BEGIN
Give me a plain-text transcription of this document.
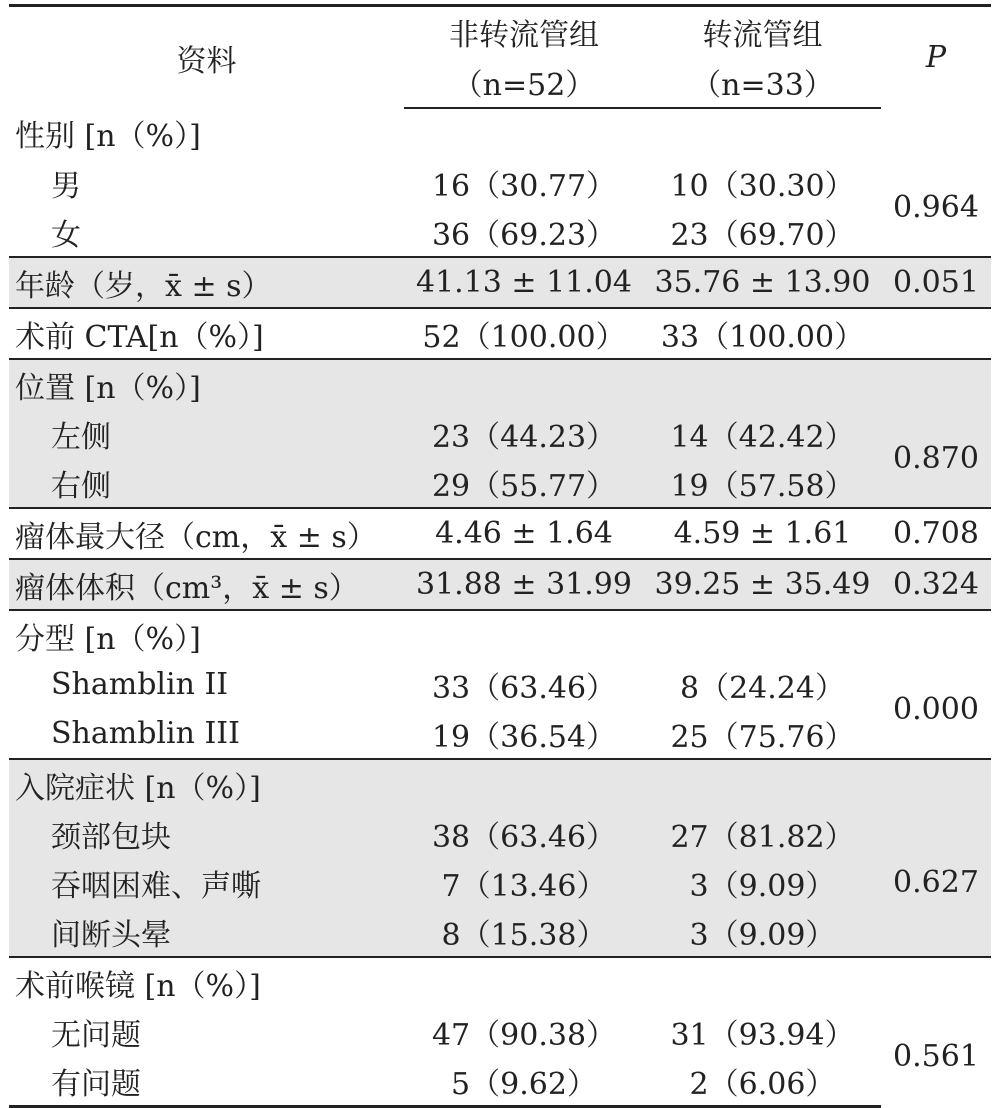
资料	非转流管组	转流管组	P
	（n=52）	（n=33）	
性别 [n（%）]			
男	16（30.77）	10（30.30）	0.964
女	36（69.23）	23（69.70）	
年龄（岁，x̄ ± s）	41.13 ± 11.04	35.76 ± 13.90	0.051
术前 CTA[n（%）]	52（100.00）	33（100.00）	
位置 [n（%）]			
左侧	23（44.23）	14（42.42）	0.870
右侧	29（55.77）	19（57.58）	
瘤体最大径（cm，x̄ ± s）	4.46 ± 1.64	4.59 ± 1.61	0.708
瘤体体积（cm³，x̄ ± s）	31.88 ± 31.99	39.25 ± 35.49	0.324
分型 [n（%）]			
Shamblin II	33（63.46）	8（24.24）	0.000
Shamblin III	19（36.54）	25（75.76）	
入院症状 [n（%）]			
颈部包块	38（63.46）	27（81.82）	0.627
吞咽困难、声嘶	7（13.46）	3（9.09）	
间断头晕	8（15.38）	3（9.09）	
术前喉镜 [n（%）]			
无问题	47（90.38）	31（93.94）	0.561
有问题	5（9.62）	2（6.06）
END
• JOB: Gather up the lines containing the word "Shamblin" from these records and copy them.

• COMPLETE RESPONSE:
Shamblin II	33（63.46）	8（24.24）	0.000
Shamblin III	19（36.54）	25（75.76）	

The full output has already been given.